• La belle personne, de Christophe Honoré (France, 2008)

Je like cet article sur les réseaux sociaux de l'internet!

Où ?

A la maison, sur Arte qui en tant qu’initiateur et producteur du film (dans le cadre d’une collection consacrée à l’adolescence) en a proposé une avant-première sur ses ondes avant la sortie en
salles ce mercredi

Quand ?

Vendredi soir

Avec qui ?

Ma femme

Et alors ?

La belle personne est un pari, doublé d’un acte politique. Le pari de Christophe Honoré est de considérer que la littérature classique romanesque française n’a rien de poussiéreux
et peut être adaptée telle quelle dans une situation contemporaine. L’acte politique se trouve dans le choix du roman – La princesse de Clèves, nommément cité et raillé par Nicolas
Sarkozy comme exemple de vieille peau inutile du patrimoine, n’ayant plus sa place dans l’enseignement actuel. Il est vrai que La princesse de Clèves parle de choses complètement
étrangères à notre président : introspection, engagement moral, fragilité intime face à la volatilité du cœur et de la vie.

Honoré emploie quantité de moyens intelligents et divers pour démontrer que la modernité ou non d’une œuvre n’est pas une propriété gravée dans le marbre, mais dépend de ce que celui qui la
reçoit en fait. Ainsi, dans le trio central seul le jouisseur-tentateur Nemours (Louis Garrel) conserve son nom d’origine ; les 2 jeunes amoureux vertueux (Léa Seydoux et Grégoire
Leprince-Ringuet) sont renommés Junie et Otto, 2 prénoms dont la provenance littéraire explicitée dans le film rappelle que l’art et la culture des générations précédentes vivent en nous et à
travers nous, qu’on le veuille ou non. Ces 3 personnages ont été placés par Honoré dans un lycée (Nemours y est professeur d’italien, Junie et Otto étudiants en première), le lycée Molière situé
dans le village d’Auteuil, en plein cœur du 16è arrondissement. Peut-être est-ce là un nouveau pied de nez à la caste dominante actuelle, en allant porter la « bonne parole » romantique
jusque dans ses terres ; mais il faut surtout y voir un choix inspiré de mise en scène. De même que le quartier qui l’entoure (où l’on passe d’un commissariat à la façade désuète et d’un
café très « vieille France » à des immeubles d’habitation sans âme à l’architecture typique des années 60), l’établissement fait le lien entre le passé et le présent – les portes
décaties et aux fenêtres bizarres, la cour centrale semblable à celle d’un cloître -, entre la campagne et l’urbain, pour aboutir à la mise en place d’un univers aux contours incertains,
perméable à l’irruption du romanesque. En cela, Honoré fait un choix inverse à celui d’Abdellatif Kechiche dans L’esquive: le décor des cités de banlieue y était l’expression sèche de l’incompatibilité entre les personnages
et le texte ancien (de Marivaux), là où dans La belle personne il est la 1ère étape d’une transmission réussie, à l’adresse du spectateur cette fois.

Données extraites:
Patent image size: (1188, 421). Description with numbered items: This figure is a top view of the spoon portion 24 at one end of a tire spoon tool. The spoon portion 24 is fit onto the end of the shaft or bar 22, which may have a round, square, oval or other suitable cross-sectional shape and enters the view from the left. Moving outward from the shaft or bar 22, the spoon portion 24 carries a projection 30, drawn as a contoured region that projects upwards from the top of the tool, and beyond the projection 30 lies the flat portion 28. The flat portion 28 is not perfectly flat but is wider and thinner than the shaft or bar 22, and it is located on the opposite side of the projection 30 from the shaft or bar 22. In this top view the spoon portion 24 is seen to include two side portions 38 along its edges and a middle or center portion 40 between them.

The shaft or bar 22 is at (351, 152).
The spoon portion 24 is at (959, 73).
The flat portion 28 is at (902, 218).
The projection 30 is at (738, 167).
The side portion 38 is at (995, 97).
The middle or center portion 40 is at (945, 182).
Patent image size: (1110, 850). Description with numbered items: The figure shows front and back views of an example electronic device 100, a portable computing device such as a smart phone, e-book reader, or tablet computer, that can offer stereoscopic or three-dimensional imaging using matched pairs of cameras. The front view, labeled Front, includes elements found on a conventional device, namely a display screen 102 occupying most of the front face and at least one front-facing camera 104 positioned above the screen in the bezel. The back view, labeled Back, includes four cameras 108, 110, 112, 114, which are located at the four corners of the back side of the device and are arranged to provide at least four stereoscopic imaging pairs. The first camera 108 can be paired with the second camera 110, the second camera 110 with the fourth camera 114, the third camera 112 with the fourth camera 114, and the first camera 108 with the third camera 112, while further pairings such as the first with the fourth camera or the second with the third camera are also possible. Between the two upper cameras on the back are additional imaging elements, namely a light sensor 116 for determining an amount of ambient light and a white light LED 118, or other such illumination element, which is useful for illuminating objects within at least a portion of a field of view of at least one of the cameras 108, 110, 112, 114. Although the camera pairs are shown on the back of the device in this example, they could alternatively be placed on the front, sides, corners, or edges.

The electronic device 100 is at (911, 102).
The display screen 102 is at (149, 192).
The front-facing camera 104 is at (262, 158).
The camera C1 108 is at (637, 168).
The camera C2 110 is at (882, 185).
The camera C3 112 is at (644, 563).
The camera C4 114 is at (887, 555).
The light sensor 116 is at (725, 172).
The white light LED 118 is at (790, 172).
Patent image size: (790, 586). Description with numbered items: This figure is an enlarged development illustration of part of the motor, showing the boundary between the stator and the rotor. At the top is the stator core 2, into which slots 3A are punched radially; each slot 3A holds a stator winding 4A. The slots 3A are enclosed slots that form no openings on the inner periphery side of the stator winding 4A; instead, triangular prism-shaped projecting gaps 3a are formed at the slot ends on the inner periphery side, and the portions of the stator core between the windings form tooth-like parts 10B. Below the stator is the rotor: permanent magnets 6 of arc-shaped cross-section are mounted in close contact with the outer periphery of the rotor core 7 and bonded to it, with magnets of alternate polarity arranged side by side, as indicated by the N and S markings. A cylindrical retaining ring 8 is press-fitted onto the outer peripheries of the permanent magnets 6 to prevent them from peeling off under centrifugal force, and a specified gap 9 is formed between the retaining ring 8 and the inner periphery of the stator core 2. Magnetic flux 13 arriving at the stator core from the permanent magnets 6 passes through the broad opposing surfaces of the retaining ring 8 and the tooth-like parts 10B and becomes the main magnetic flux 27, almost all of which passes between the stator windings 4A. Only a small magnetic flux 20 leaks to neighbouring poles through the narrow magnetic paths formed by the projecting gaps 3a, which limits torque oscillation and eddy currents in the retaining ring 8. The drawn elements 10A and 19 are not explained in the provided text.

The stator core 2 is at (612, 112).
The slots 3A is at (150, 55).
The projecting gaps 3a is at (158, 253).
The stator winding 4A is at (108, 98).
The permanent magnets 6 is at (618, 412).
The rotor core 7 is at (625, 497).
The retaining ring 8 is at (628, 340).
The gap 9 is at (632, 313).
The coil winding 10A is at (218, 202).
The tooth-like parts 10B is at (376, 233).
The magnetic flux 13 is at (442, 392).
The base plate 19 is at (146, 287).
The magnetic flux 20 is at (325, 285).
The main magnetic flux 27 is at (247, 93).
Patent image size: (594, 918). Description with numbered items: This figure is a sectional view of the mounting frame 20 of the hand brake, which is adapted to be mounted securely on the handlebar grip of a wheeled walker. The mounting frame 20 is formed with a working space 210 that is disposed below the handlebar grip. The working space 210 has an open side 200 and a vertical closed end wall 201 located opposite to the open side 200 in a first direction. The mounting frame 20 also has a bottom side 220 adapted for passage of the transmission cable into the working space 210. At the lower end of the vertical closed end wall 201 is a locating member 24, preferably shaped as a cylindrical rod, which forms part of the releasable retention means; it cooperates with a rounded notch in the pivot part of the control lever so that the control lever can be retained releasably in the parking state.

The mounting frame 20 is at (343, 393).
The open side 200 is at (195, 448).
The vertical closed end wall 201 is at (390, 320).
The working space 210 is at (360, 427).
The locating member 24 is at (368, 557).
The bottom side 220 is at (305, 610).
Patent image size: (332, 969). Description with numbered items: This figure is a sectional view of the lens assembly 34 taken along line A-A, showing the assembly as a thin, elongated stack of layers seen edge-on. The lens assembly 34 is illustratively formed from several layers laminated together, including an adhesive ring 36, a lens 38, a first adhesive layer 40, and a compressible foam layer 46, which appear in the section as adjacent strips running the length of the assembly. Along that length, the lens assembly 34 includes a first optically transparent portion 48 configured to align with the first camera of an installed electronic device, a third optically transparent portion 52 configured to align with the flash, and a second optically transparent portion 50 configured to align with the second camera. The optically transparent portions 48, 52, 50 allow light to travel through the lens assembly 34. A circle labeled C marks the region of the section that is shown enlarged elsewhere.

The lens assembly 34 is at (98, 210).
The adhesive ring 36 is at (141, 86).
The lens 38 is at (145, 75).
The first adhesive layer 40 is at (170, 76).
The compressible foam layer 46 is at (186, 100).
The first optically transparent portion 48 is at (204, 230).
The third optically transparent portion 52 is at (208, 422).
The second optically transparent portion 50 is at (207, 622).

Consigne A: Traduisez en anglais cette phrase de la critique de La belle personne : « Le pari de Christophe Honoré est de considérer que la littérature classique romanesque française n’a rien de poussiéreux et peut être adaptée telle quelle dans une situation contemporaine. »
Consigne B: Recopiez mot pour mot le passage de la critique de La belle personne qui va de « La belle personne est » jusqu'à « et de la vie. » inclus.

Réponse complète A: Christophe Honoré's wager is to consider that classic French novelistic literature is in no way dusty and can be adapted as it stands to a contemporary setting.

Réponse complète B:
La belle personne est un pari, doublé d’un acte politique. Le pari de Christophe Honoré est de considérer que la littérature classique romanesque française n’a rien de poussiéreux
et peut être adaptée telle quelle dans une situation contemporaine. L’acte politique se trouve dans le choix du roman – La princesse de Clèves, nommément cité et raillé par Nicolas
Sarkozy comme exemple de vieille peau inutile du patrimoine, n’ayant plus sa place dans l’enseignement actuel. Il est vrai que La princesse de Clèves parle de choses complètement
étrangères à notre président : introspection, engagement moral, fragilité intime face à la volatilité du cœur et de la vie.